• **Task directions**
Reproduce each of the lines word for word.

• **Data excerpts**
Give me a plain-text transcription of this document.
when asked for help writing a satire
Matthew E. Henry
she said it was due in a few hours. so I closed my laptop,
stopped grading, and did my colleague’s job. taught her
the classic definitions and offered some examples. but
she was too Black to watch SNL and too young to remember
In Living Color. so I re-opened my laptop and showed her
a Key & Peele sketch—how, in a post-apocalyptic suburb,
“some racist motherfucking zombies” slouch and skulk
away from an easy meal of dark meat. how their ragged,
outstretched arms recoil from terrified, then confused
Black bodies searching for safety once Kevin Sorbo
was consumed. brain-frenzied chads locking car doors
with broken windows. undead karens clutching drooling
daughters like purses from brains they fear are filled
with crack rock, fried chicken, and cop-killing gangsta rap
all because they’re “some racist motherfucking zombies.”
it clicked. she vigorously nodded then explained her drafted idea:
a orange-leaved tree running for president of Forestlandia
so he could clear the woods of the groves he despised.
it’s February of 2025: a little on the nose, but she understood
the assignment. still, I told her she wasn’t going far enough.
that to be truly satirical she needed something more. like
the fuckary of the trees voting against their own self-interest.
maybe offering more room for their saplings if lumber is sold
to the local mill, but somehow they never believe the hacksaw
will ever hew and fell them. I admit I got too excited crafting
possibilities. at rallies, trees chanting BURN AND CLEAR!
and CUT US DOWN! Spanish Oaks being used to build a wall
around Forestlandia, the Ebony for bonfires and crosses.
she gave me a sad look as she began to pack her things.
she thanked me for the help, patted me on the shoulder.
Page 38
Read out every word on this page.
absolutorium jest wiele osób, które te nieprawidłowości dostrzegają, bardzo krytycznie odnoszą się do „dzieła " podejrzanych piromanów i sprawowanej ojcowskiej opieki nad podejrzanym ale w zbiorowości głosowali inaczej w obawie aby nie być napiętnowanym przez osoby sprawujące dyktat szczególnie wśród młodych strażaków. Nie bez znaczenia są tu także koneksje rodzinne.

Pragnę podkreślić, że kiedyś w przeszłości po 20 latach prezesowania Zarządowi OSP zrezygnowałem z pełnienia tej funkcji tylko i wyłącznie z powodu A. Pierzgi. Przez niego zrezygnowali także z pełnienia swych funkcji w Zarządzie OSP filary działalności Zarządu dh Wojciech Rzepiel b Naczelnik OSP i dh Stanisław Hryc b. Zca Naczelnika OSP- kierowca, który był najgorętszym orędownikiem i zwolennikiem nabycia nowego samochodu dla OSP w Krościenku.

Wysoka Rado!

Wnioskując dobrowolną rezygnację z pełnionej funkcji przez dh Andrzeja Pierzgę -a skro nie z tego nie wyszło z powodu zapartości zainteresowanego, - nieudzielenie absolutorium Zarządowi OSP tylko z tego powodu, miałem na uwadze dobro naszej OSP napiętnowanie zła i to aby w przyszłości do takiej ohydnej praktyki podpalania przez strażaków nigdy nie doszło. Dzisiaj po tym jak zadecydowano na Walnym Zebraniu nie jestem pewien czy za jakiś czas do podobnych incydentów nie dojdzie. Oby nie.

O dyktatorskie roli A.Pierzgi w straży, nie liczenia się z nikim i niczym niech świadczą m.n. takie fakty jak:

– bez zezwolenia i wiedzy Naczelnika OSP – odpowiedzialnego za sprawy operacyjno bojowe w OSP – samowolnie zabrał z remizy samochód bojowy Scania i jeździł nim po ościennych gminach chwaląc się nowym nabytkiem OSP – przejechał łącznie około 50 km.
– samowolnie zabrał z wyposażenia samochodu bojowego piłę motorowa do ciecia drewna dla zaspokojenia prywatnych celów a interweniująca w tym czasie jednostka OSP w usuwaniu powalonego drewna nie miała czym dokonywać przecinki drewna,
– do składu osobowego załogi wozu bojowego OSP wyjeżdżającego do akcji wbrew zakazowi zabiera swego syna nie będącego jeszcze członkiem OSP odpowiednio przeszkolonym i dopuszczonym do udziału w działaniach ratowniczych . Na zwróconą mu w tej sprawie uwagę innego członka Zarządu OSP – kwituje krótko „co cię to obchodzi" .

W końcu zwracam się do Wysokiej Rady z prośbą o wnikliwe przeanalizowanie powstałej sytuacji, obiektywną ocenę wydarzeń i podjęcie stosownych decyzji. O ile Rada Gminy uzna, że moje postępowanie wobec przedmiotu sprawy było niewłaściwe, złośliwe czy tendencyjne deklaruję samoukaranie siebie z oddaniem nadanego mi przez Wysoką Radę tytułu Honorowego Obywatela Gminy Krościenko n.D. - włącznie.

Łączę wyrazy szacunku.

• **Expected answer**
Give me a plain-text transcription of this document.
when asked for help writing a satire
Matthew E. Henry
she said it was due in a few hours. so I closed my laptop,
stopped grading, and did my colleague’s job. taught her
the classic definitions and offered some examples. but
she was too Black to watch SNL and too young to remember
In Living Color. so I re-opened my laptop and showed her
a Key & Peele sketch—how, in a post-apocalyptic suburb,
“some racist motherfucking zombies” slouch and skulk
away from an easy meal of dark meat. how their ragged,
outstretched arms recoil from terrified, then confused
Black bodies searching for safety once Kevin Sorbo
was consumed. brain-frenzied chads locking car doors
with broken windows. undead karens clutching drooling
daughters like purses from brains they fear are filled
with crack rock, fried chicken, and cop-killing gangsta rap
all because they’re “some racist motherfucking zombies.”
it clicked. she vigorously nodded then explained her drafted idea:
a orange-leaved tree running for president of Forestlandia
so he could clear the woods of the groves he despised.
it’s February of 2025: a little on the nose, but she understood
the assignment. still, I told her she wasn’t going far enough.
that to be truly satirical she needed something more. like
the fuckary of the trees voting against their own self-interest.
maybe offering more room for their saplings if lumber is sold
to the local mill, but somehow they never believe the hacksaw
will ever hew and fell them. I admit I got too excited crafting
possibilities. at rallies, trees chanting BURN AND CLEAR!
and CUT US DOWN! Spanish Oaks being used to build a wall
around Forestlandia, the Ebony for bonfires and crosses.
she gave me a sad look as she began to pack her things.
she thanked me for the help, patted me on the shoulder.
Page 38
Read out every word on this page.
absolutorium jest wiele osób, które te nieprawidłowości dostrzegają, bardzo krytycznie odnoszą się do „dzieła " podejrzanych piromanów i sprawowanej ojcowskiej opieki nad podejrzanym ale w zbiorowości głosowali inaczej w obawie aby nie być napiętnowanym przez osoby sprawujące dyktat szczególnie wśród młodych strażaków. Nie bez znaczenia są tu także koneksje rodzinne.

Pragnę podkreślić, że kiedyś w przeszłości po 20 latach prezesowania Zarządowi OSP zrezygnowałem z pełnienia tej funkcji tylko i wyłącznie z powodu A. Pierzgi. Przez niego zrezygnowali także z pełnienia swych funkcji w Zarządzie OSP filary działalności Zarządu dh Wojciech Rzepiel b Naczelnik OSP i dh Stanisław Hryc b. Zca Naczelnika OSP- kierowca, który był najgorętszym orędownikiem i zwolennikiem nabycia nowego samochodu dla OSP w Krościenku.

Wysoka Rado!

Wnioskując dobrowolną rezygnację z pełnionej funkcji przez dh Andrzeja Pierzgę -a skro nie z tego nie wyszło z powodu zapartości zainteresowanego, - nieudzielenie absolutorium Zarządowi OSP tylko z tego powodu, miałem na uwadze dobro naszej OSP napiętnowanie zła i to aby w przyszłości do takiej ohydnej praktyki podpalania przez strażaków nigdy nie doszło. Dzisiaj po tym jak zadecydowano na Walnym Zebraniu nie jestem pewien czy za jakiś czas do podobnych incydentów nie dojdzie. Oby nie.

O dyktatorskie roli A.Pierzgi w straży, nie liczenia się z nikim i niczym niech świadczą m.n. takie fakty jak:

– bez zezwolenia i wiedzy Naczelnika OSP – odpowiedzialnego za sprawy operacyjno bojowe w OSP – samowolnie zabrał z remizy samochód bojowy Scania i jeździł nim po ościennych gminach chwaląc się nowym nabytkiem OSP – przejechał łącznie około 50 km.
– samowolnie zabrał z wyposażenia samochodu bojowego piłę motorowa do ciecia drewna dla zaspokojenia prywatnych celów a interweniująca w tym czasie jednostka OSP w usuwaniu powalonego drewna nie miała czym dokonywać przecinki drewna,
– do składu osobowego załogi wozu bojowego OSP wyjeżdżającego do akcji wbrew zakazowi zabiera swego syna nie będącego jeszcze członkiem OSP odpowiednio przeszkolonym i dopuszczonym do udziału w działaniach ratowniczych . Na zwróconą mu w tej sprawie uwagę innego członka Zarządu OSP – kwituje krótko „co cię to obchodzi" .

W końcu zwracam się do Wysokiej Rady z prośbą o wnikliwe przeanalizowanie powstałej sytuacji, obiektywną ocenę wydarzeń i podjęcie stosownych decyzji. O ile Rada Gminy uzna, że moje postępowanie wobec przedmiotu sprawy było niewłaściwe, złośliwe czy tendencyjne deklaruję samoukaranie siebie z oddaniem nadanego mi przez Wysoką Radę tytułu Honorowego Obywatela Gminy Krościenko n.D. - włącznie.

Łączę wyrazy szacunku.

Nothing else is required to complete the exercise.